>> BEGIN
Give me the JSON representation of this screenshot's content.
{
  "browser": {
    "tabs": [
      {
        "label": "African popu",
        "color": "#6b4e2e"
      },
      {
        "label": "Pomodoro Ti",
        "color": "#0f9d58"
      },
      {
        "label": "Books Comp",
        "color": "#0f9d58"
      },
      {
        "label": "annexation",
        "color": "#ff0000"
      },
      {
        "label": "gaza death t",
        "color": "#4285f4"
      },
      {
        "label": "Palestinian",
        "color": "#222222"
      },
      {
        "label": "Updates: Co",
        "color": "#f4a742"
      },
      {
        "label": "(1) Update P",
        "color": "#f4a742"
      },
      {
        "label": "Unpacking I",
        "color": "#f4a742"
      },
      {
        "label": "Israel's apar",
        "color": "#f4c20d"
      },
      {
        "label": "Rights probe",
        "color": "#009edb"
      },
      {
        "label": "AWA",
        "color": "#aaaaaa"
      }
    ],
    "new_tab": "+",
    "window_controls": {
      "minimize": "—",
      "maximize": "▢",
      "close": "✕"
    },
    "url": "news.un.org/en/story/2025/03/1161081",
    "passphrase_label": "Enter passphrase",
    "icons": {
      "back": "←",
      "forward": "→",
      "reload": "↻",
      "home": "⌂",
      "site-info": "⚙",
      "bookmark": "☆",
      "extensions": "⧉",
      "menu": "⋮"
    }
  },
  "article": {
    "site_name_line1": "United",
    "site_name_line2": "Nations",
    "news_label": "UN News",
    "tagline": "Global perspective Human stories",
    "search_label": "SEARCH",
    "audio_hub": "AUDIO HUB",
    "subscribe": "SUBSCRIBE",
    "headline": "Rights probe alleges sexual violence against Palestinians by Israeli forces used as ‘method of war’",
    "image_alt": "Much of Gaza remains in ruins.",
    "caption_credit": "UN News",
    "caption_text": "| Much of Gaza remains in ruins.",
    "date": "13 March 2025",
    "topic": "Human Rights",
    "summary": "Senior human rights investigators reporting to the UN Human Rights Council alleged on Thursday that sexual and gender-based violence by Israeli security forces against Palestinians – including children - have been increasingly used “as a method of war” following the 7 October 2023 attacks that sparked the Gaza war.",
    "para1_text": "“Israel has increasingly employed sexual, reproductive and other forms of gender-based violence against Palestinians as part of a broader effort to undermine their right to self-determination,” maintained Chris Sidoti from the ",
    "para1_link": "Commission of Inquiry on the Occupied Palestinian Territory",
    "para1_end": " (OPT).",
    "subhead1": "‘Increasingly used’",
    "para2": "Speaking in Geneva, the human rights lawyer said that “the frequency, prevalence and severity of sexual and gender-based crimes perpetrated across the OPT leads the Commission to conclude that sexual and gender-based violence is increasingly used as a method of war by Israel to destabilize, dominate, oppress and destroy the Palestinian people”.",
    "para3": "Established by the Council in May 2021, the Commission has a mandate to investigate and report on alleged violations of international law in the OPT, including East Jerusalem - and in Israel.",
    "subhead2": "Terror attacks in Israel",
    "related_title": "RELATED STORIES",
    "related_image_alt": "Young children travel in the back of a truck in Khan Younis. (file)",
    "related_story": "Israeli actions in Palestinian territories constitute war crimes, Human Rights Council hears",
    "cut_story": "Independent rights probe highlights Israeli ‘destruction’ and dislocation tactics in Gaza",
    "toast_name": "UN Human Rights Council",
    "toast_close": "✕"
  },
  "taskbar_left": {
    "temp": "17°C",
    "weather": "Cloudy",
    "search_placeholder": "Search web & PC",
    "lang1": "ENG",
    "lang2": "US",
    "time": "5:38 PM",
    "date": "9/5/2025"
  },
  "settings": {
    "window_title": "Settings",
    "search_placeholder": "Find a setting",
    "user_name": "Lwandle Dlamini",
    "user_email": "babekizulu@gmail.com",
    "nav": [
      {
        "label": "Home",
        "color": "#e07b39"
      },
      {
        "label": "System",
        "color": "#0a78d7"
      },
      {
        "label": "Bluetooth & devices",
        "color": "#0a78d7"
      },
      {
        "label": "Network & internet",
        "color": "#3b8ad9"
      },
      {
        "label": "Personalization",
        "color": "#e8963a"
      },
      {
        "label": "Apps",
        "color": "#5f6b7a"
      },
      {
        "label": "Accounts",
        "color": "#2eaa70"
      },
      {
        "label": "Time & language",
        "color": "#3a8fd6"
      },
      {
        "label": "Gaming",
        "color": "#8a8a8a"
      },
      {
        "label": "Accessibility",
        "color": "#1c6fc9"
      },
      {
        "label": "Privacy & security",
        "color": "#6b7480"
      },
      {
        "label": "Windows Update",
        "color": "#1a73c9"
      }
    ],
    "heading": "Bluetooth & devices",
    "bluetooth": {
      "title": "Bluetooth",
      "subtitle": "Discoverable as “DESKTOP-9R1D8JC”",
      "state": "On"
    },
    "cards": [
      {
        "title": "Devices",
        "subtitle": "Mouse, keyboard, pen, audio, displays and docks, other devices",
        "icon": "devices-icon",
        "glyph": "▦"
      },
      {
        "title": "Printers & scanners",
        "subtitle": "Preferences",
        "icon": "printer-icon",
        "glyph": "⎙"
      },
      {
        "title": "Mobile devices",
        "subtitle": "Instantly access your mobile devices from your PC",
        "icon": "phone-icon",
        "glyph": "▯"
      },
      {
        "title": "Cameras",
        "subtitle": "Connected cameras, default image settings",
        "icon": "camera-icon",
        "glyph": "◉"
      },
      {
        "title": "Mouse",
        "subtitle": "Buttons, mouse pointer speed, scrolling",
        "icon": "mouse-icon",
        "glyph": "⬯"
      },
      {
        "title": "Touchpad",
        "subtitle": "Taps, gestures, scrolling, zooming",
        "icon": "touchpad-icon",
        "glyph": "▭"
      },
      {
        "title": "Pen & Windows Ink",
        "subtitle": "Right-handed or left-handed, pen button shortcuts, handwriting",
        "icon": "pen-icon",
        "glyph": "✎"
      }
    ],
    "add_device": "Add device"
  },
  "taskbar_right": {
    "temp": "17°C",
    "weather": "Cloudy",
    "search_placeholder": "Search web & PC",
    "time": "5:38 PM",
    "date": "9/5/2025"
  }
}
>> END
GIVEN REQUEST
From the listing above, extract every line exactly as it stands.

CORRECT ANSWER
Give me the JSON representation of this screenshot's content.
{
  "browser": {
    "tabs": [
      {
        "label": "African popu",
        "color": "#6b4e2e"
      },
      {
        "label": "Pomodoro Ti",
        "color": "#0f9d58"
      },
      {
        "label": "Books Comp",
        "color": "#0f9d58"
      },
      {
        "label": "annexation",
        "color": "#ff0000"
      },
      {
        "label": "gaza death t",
        "color": "#4285f4"
      },
      {
        "label": "Palestinian",
        "color": "#222222"
      },
      {
        "label": "Updates: Co",
        "color": "#f4a742"
      },
      {
        "label": "(1) Update P",
        "color": "#f4a742"
      },
      {
        "label": "Unpacking I",
        "color": "#f4a742"
      },
      {
        "label": "Israel's apar",
        "color": "#f4c20d"
      },
      {
        "label": "Rights probe",
        "color": "#009edb"
      },
      {
        "label": "AWA",
        "color": "#aaaaaa"
      }
    ],
    "new_tab": "+",
    "window_controls": {
      "minimize": "—",
      "maximize": "▢",
      "close": "✕"
    },
    "url": "news.un.org/en/story/2025/03/1161081",
    "passphrase_label": "Enter passphrase",
    "icons": {
      "back": "←",
      "forward": "→",
      "reload": "↻",
      "home": "⌂",
      "site-info": "⚙",
      "bookmark": "☆",
      "extensions": "⧉",
      "menu": "⋮"
    }
  },
  "article": {
    "site_name_line1": "United",
    "site_name_line2": "Nations",
    "news_label": "UN News",
    "tagline": "Global perspective Human stories",
    "search_label": "SEARCH",
    "audio_hub": "AUDIO HUB",
    "subscribe": "SUBSCRIBE",
    "headline": "Rights probe alleges sexual violence against Palestinians by Israeli forces used as ‘method of war’",
    "image_alt": "Much of Gaza remains in ruins.",
    "caption_credit": "UN News",
    "caption_text": "| Much of Gaza remains in ruins.",
    "date": "13 March 2025",
    "topic": "Human Rights",
    "summary": "Senior human rights investigators reporting to the UN Human Rights Council alleged on Thursday that sexual and gender-based violence by Israeli security forces against Palestinians – including children - have been increasingly used “as a method of war” following the 7 October 2023 attacks that sparked the Gaza war.",
    "para1_text": "“Israel has increasingly employed sexual, reproductive and other forms of gender-based violence against Palestinians as part of a broader effort to undermine their right to self-determination,” maintained Chris Sidoti from the ",
    "para1_link": "Commission of Inquiry on the Occupied Palestinian Territory",
    "para1_end": " (OPT).",
    "subhead1": "‘Increasingly used’",
    "para2": "Speaking in Geneva, the human rights lawyer said that “the frequency, prevalence and severity of sexual and gender-based crimes perpetrated across the OPT leads the Commission to conclude that sexual and gender-based violence is increasingly used as a method of war by Israel to destabilize, dominate, oppress and destroy the Palestinian people”.",
    "para3": "Established by the Council in May 2021, the Commission has a mandate to investigate and report on alleged violations of international law in the OPT, including East Jerusalem - and in Israel.",
    "subhead2": "Terror attacks in Israel",
    "related_title": "RELATED STORIES",
    "related_image_alt": "Young children travel in the back of a truck in Khan Younis. (file)",
    "related_story": "Israeli actions in Palestinian territories constitute war crimes, Human Rights Council hears",
    "cut_story": "Independent rights probe highlights Israeli ‘destruction’ and dislocation tactics in Gaza",
    "toast_name": "UN Human Rights Council",
    "toast_close": "✕"
  },
  "taskbar_left": {
    "temp": "17°C",
    "weather": "Cloudy",
    "search_placeholder": "Search web & PC",
    "lang1": "ENG",
    "lang2": "US",
    "time": "5:38 PM",
    "date": "9/5/2025"
  },
  "settings": {
    "window_title": "Settings",
    "search_placeholder": "Find a setting",
    "user_name": "Lwandle Dlamini",
    "user_email": "babekizulu@gmail.com",
    "nav": [
      {
        "label": "Home",
        "color": "#e07b39"
      },
      {
        "label": "System",
        "color": "#0a78d7"
      },
      {
        "label": "Bluetooth & devices",
        "color": "#0a78d7"
      },
      {
        "label": "Network & internet",
        "color": "#3b8ad9"
      },
      {
        "label": "Personalization",
        "color": "#e8963a"
      },
      {
        "label": "Apps",
        "color": "#5f6b7a"
      },
      {
        "label": "Accounts",
        "color": "#2eaa70"
      },
      {
        "label": "Time & language",
        "color": "#3a8fd6"
      },
      {
        "label": "Gaming",
        "color": "#8a8a8a"
      },
      {
        "label": "Accessibility",
        "color": "#1c6fc9"
      },
      {
        "label": "Privacy & security",
        "color": "#6b7480"
      },
      {
        "label": "Windows Update",
        "color": "#1a73c9"
      }
    ],
    "heading": "Bluetooth & devices",
    "bluetooth": {
      "title": "Bluetooth",
      "subtitle": "Discoverable as “DESKTOP-9R1D8JC”",
      "state": "On"
    },
    "cards": [
      {
        "title": "Devices",
        "subtitle": "Mouse, keyboard, pen, audio, displays and docks, other devices",
        "icon": "devices-icon",
        "glyph": "▦"
      },
      {
        "title": "Printers & scanners",
        "subtitle": "Preferences",
        "icon": "printer-icon",
        "glyph": "⎙"
      },
      {
        "title": "Mobile devices",
        "subtitle": "Instantly access your mobile devices from your PC",
        "icon": "phone-icon",
        "glyph": "▯"
      },
      {
        "title": "Cameras",
        "subtitle": "Connected cameras, default image settings",
        "icon": "camera-icon",
        "glyph": "◉"
      },
      {
        "title": "Mouse",
        "subtitle": "Buttons, mouse pointer speed, scrolling",
        "icon": "mouse-icon",
        "glyph": "⬯"
      },
      {
        "title": "Touchpad",
        "subtitle": "Taps, gestures, scrolling, zooming",
        "icon": "touchpad-icon",
        "glyph": "▭"
      },
      {
        "title": "Pen & Windows Ink",
        "subtitle": "Right-handed or left-handed, pen button shortcuts, handwriting",
        "icon": "pen-icon",
        "glyph": "✎"
      }
    ],
    "add_device": "Add device"
  },
  "taskbar_right": {
    "temp": "17°C",
    "weather": "Cloudy",
    "search_placeholder": "Search web & PC",
    "time": "5:38 PM",
    "date": "9/5/2025"
  }
}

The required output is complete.